EXTRACTED DATA:
[Start of section]
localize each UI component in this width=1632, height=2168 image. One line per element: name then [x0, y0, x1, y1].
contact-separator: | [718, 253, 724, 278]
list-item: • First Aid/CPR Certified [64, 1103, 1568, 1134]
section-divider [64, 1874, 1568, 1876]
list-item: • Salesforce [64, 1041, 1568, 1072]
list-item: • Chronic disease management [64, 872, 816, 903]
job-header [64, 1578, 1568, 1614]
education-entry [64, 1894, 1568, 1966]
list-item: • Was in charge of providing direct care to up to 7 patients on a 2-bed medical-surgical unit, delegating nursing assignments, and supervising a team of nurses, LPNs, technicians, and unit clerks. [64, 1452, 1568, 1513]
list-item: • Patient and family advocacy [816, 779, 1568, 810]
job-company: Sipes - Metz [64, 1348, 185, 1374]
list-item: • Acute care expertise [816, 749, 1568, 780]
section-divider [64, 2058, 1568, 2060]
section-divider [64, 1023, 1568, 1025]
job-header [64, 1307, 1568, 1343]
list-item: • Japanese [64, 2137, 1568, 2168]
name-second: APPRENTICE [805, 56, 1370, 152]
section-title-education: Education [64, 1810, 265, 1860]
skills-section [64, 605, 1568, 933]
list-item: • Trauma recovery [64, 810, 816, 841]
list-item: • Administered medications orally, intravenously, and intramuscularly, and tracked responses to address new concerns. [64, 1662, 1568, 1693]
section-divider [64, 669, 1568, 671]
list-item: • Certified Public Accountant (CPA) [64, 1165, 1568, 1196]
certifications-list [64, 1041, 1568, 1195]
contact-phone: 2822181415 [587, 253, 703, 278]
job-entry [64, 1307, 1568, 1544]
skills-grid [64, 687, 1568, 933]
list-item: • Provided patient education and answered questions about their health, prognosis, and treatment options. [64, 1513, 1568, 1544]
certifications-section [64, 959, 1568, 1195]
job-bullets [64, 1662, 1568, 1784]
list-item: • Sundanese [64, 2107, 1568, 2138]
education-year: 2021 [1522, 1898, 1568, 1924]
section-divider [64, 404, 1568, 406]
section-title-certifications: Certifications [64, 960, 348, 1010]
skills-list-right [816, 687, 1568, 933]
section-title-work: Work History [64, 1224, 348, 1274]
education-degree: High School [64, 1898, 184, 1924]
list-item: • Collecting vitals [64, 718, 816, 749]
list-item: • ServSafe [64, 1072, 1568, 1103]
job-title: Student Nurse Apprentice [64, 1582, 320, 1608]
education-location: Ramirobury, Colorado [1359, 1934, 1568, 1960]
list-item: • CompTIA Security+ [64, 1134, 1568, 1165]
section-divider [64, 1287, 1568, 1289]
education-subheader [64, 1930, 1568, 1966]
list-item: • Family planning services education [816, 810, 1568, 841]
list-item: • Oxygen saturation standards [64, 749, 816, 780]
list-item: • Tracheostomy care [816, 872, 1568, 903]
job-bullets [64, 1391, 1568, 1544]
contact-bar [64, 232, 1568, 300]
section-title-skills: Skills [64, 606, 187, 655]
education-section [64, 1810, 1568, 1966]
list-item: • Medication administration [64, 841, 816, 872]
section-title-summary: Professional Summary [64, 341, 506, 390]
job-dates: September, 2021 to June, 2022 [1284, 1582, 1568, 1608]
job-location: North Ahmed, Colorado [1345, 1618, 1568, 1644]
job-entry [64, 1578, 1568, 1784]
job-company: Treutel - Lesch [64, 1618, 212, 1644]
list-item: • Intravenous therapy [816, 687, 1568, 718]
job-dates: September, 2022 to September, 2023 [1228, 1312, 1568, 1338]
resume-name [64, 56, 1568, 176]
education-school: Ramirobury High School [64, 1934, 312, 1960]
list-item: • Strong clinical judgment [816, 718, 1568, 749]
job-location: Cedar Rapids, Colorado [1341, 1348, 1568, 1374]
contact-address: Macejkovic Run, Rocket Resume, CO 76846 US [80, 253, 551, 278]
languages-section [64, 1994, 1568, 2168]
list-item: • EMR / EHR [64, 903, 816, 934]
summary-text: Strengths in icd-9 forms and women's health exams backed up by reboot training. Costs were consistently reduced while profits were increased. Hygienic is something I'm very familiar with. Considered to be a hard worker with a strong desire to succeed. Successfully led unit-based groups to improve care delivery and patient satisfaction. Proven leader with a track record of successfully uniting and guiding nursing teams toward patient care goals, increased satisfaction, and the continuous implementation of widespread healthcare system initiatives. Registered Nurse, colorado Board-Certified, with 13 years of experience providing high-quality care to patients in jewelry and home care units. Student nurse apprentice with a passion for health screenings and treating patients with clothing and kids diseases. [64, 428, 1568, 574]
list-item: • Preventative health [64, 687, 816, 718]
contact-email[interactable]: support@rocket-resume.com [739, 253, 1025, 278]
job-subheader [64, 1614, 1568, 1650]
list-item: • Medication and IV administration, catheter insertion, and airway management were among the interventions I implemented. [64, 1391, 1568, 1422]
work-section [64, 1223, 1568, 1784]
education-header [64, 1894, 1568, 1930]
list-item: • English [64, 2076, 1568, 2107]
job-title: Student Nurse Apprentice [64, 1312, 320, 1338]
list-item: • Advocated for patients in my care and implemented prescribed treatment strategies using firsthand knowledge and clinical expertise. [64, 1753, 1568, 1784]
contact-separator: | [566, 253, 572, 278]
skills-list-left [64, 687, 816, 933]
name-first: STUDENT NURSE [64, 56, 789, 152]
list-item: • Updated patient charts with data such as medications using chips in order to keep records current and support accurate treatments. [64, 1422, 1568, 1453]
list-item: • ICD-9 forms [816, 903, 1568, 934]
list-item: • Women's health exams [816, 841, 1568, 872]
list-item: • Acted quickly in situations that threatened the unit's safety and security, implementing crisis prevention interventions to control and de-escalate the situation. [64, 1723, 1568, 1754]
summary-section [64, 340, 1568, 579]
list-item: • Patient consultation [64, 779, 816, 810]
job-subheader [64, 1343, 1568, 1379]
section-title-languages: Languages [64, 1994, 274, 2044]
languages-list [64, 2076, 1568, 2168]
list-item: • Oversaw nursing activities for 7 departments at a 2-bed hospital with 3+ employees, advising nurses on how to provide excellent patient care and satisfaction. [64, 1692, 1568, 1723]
[End of section]
WORK REQUIRED: Each record above should be returned exactly as written.

TASK ANSWER:
localize each UI component in this width=1632, height=2168 image. One line per element: name then [x0, y0, x1, y1].
contact-separator: | [718, 253, 724, 278]
list-item: • First Aid/CPR Certified [64, 1103, 1568, 1134]
section-divider [64, 1874, 1568, 1876]
list-item: • Salesforce [64, 1041, 1568, 1072]
list-item: • Chronic disease management [64, 872, 816, 903]
job-header [64, 1578, 1568, 1614]
education-entry [64, 1894, 1568, 1966]
list-item: • Was in charge of providing direct care to up to 7 patients on a 2-bed medical-surgical unit, delegating nursing assignments, and supervising a team of nurses, LPNs, technicians, and unit clerks. [64, 1452, 1568, 1513]
list-item: • Patient and family advocacy [816, 779, 1568, 810]
job-company: Sipes - Metz [64, 1348, 185, 1374]
list-item: • Acute care expertise [816, 749, 1568, 780]
section-divider [64, 2058, 1568, 2060]
section-divider [64, 1023, 1568, 1025]
job-header [64, 1307, 1568, 1343]
list-item: • Japanese [64, 2137, 1568, 2168]
name-second: APPRENTICE [805, 56, 1370, 152]
section-title-education: Education [64, 1810, 265, 1860]
skills-section [64, 605, 1568, 933]
list-item: • Trauma recovery [64, 810, 816, 841]
list-item: • Administered medications orally, intravenously, and intramuscularly, and tracked responses to address new concerns. [64, 1662, 1568, 1693]
section-divider [64, 669, 1568, 671]
list-item: • Certified Public Accountant (CPA) [64, 1165, 1568, 1196]
certifications-list [64, 1041, 1568, 1195]
contact-phone: 2822181415 [587, 253, 703, 278]
job-entry [64, 1307, 1568, 1544]
skills-grid [64, 687, 1568, 933]
list-item: • Provided patient education and answered questions about their health, prognosis, and treatment options. [64, 1513, 1568, 1544]
certifications-section [64, 959, 1568, 1195]
job-bullets [64, 1662, 1568, 1784]
list-item: • Sundanese [64, 2107, 1568, 2138]
education-year: 2021 [1522, 1898, 1568, 1924]
section-divider [64, 404, 1568, 406]
section-title-certifications: Certifications [64, 960, 348, 1010]
skills-list-right [816, 687, 1568, 933]
section-title-work: Work History [64, 1224, 348, 1274]
education-degree: High School [64, 1898, 184, 1924]
list-item: • Collecting vitals [64, 718, 816, 749]
list-item: • ServSafe [64, 1072, 1568, 1103]
job-title: Student Nurse Apprentice [64, 1582, 320, 1608]
education-location: Ramirobury, Colorado [1359, 1934, 1568, 1960]
list-item: • CompTIA Security+ [64, 1134, 1568, 1165]
section-divider [64, 1287, 1568, 1289]
education-subheader [64, 1930, 1568, 1966]
list-item: • Family planning services education [816, 810, 1568, 841]
list-item: • Oxygen saturation standards [64, 749, 816, 780]
list-item: • Tracheostomy care [816, 872, 1568, 903]
job-bullets [64, 1391, 1568, 1544]
contact-bar [64, 232, 1568, 300]
section-title-skills: Skills [64, 606, 187, 655]
education-section [64, 1810, 1568, 1966]
list-item: • Medication administration [64, 841, 816, 872]
section-title-summary: Professional Summary [64, 341, 506, 390]
job-dates: September, 2021 to June, 2022 [1284, 1582, 1568, 1608]
job-location: North Ahmed, Colorado [1345, 1618, 1568, 1644]
job-entry [64, 1578, 1568, 1784]
job-company: Treutel - Lesch [64, 1618, 212, 1644]
list-item: • Intravenous therapy [816, 687, 1568, 718]
job-dates: September, 2022 to September, 2023 [1228, 1312, 1568, 1338]
resume-name [64, 56, 1568, 176]
education-school: Ramirobury High School [64, 1934, 312, 1960]
list-item: • Strong clinical judgment [816, 718, 1568, 749]
job-location: Cedar Rapids, Colorado [1341, 1348, 1568, 1374]
contact-address: Macejkovic Run, Rocket Resume, CO 76846 US [80, 253, 551, 278]
languages-section [64, 1994, 1568, 2168]
list-item: • EMR / EHR [64, 903, 816, 934]
summary-text: Strengths in icd-9 forms and women's health exams backed up by reboot training. Costs were consistently reduced while profits were increased. Hygienic is something I'm very familiar with. Considered to be a hard worker with a strong desire to succeed. Successfully led unit-based groups to improve care delivery and patient satisfaction. Proven leader with a track record of successfully uniting and guiding nursing teams toward patient care goals, increased satisfaction, and the continuous implementation of widespread healthcare system initiatives. Registered Nurse, colorado Board-Certified, with 13 years of experience providing high-quality care to patients in jewelry and home care units. Student nurse apprentice with a passion for health screenings and treating patients with clothing and kids diseases. [64, 428, 1568, 574]
list-item: • Preventative health [64, 687, 816, 718]
contact-email[interactable]: support@rocket-resume.com [739, 253, 1025, 278]
job-subheader [64, 1614, 1568, 1650]
list-item: • Medication and IV administration, catheter insertion, and airway management were among the interventions I implemented. [64, 1391, 1568, 1422]
work-section [64, 1223, 1568, 1784]
education-header [64, 1894, 1568, 1930]
list-item: • English [64, 2076, 1568, 2107]
job-title: Student Nurse Apprentice [64, 1312, 320, 1338]
list-item: • Advocated for patients in my care and implemented prescribed treatment strategies using firsthand knowledge and clinical expertise. [64, 1753, 1568, 1784]
contact-separator: | [566, 253, 572, 278]
skills-list-left [64, 687, 816, 933]
name-first: STUDENT NURSE [64, 56, 789, 152]
list-item: • Updated patient charts with data such as medications using chips in order to keep records current and support accurate treatments. [64, 1422, 1568, 1453]
list-item: • ICD-9 forms [816, 903, 1568, 934]
list-item: • Women's health exams [816, 841, 1568, 872]
list-item: • Acted quickly in situations that threatened the unit's safety and security, implementing crisis prevention interventions to control and de-escalate the situation. [64, 1723, 1568, 1754]
summary-section [64, 340, 1568, 579]
list-item: • Patient consultation [64, 779, 816, 810]
job-subheader [64, 1343, 1568, 1379]
section-title-languages: Languages [64, 1994, 274, 2044]
languages-list [64, 2076, 1568, 2168]
list-item: • Oversaw nursing activities for 7 departments at a 2-bed hospital with 3+ employees, advising nurses on how to provide excellent patient care and satisfaction. [64, 1692, 1568, 1723]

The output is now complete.